## [PROBLEM DETAILS]
Extract the full set of records, then give each one again exactly.

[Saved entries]
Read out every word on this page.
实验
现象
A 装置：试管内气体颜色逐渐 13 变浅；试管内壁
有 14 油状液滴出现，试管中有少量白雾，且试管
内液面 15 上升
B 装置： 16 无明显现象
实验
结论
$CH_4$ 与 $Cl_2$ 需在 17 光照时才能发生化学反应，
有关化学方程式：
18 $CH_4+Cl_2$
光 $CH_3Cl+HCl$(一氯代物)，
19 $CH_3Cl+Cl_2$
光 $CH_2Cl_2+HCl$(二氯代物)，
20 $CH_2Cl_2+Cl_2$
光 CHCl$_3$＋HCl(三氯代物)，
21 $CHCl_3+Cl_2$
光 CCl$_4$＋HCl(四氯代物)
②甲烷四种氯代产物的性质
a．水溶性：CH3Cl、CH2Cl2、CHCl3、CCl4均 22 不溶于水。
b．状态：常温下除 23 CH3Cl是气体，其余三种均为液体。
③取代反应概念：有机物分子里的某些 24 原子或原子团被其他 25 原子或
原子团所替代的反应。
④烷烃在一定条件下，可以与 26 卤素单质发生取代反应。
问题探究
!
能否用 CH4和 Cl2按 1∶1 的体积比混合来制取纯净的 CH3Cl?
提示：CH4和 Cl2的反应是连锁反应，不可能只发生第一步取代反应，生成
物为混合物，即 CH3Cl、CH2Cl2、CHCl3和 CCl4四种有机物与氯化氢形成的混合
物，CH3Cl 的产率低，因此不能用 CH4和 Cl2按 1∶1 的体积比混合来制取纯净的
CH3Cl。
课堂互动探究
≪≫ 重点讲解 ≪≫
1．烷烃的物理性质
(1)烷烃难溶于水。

## [FULL SOLUTION]
Read out every word on this page.
实验
现象
A 装置：试管内气体颜色逐渐 13 变浅；试管内壁
有 14 油状液滴出现，试管中有少量白雾，且试管
内液面 15 上升
B 装置： 16 无明显现象
实验
结论
$CH_4$ 与 $Cl_2$ 需在 17 光照时才能发生化学反应，
有关化学方程式：
18 $CH_4+Cl_2$
光 $CH_3Cl+HCl$(一氯代物)，
19 $CH_3Cl+Cl_2$
光 $CH_2Cl_2+HCl$(二氯代物)，
20 $CH_2Cl_2+Cl_2$
光 CHCl$_3$＋HCl(三氯代物)，
21 $CHCl_3+Cl_2$
光 CCl$_4$＋HCl(四氯代物)
②甲烷四种氯代产物的性质
a．水溶性：CH3Cl、CH2Cl2、CHCl3、CCl4均 22 不溶于水。
b．状态：常温下除 23 CH3Cl是气体，其余三种均为液体。
③取代反应概念：有机物分子里的某些 24 原子或原子团被其他 25 原子或
原子团所替代的反应。
④烷烃在一定条件下，可以与 26 卤素单质发生取代反应。
问题探究
!
能否用 CH4和 Cl2按 1∶1 的体积比混合来制取纯净的 CH3Cl?
提示：CH4和 Cl2的反应是连锁反应，不可能只发生第一步取代反应，生成
物为混合物，即 CH3Cl、CH2Cl2、CHCl3和 CCl4四种有机物与氯化氢形成的混合
物，CH3Cl 的产率低，因此不能用 CH4和 Cl2按 1∶1 的体积比混合来制取纯净的
CH3Cl。
课堂互动探究
≪≫ 重点讲解 ≪≫
1．烷烃的物理性质
(1)烷烃难溶于水。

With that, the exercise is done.